§ **Collected data**
************
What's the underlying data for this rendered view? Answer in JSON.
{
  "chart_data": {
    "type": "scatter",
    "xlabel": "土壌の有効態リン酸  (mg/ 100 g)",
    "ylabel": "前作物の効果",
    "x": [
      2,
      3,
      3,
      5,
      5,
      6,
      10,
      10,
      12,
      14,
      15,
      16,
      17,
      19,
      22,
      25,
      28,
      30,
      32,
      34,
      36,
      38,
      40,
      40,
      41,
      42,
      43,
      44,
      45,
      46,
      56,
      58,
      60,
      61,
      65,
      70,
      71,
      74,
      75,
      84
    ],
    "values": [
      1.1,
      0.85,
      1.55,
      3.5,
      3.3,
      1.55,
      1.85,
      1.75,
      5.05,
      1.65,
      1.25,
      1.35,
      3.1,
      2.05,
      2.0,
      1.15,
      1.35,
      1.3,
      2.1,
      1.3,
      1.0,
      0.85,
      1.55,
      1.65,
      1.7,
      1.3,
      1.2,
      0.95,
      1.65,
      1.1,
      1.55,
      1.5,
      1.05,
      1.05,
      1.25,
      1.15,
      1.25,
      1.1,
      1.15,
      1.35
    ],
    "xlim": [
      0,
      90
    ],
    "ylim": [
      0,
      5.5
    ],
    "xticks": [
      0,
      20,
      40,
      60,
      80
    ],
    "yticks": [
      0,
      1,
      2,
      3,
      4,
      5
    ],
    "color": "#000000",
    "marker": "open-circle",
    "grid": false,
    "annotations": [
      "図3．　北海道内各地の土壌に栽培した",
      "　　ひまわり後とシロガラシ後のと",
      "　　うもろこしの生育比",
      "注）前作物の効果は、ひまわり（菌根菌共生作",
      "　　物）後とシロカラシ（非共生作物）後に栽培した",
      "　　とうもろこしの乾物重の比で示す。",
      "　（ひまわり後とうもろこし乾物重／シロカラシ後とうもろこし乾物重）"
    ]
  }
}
************
§ **TASK PROMPT**
Copy the material above, line for line.

§ **ANSWER IN FULL**
What's the underlying data for this rendered view? Answer in JSON.
{
  "chart_data": {
    "type": "scatter",
    "xlabel": "土壌の有効態リン酸  (mg/ 100 g)",
    "ylabel": "前作物の効果",
    "x": [
      2,
      3,
      3,
      5,
      5,
      6,
      10,
      10,
      12,
      14,
      15,
      16,
      17,
      19,
      22,
      25,
      28,
      30,
      32,
      34,
      36,
      38,
      40,
      40,
      41,
      42,
      43,
      44,
      45,
      46,
      56,
      58,
      60,
      61,
      65,
      70,
      71,
      74,
      75,
      84
    ],
    "values": [
      1.1,
      0.85,
      1.55,
      3.5,
      3.3,
      1.55,
      1.85,
      1.75,
      5.05,
      1.65,
      1.25,
      1.35,
      3.1,
      2.05,
      2.0,
      1.15,
      1.35,
      1.3,
      2.1,
      1.3,
      1.0,
      0.85,
      1.55,
      1.65,
      1.7,
      1.3,
      1.2,
      0.95,
      1.65,
      1.1,
      1.55,
      1.5,
      1.05,
      1.05,
      1.25,
      1.15,
      1.25,
      1.1,
      1.15,
      1.35
    ],
    "xlim": [
      0,
      90
    ],
    "ylim": [
      0,
      5.5
    ],
    "xticks": [
      0,
      20,
      40,
      60,
      80
    ],
    "yticks": [
      0,
      1,
      2,
      3,
      4,
      5
    ],
    "color": "#000000",
    "marker": "open-circle",
    "grid": false,
    "annotations": [
      "図3．　北海道内各地の土壌に栽培した",
      "　　ひまわり後とシロガラシ後のと",
      "　　うもろこしの生育比",
      "注）前作物の効果は、ひまわり（菌根菌共生作",
      "　　物）後とシロカラシ（非共生作物）後に栽培した",
      "　　とうもろこしの乾物重の比で示す。",
      "　（ひまわり後とうもろこし乾物重／シロカラシ後とうもろこし乾物重）"
    ]
  }
}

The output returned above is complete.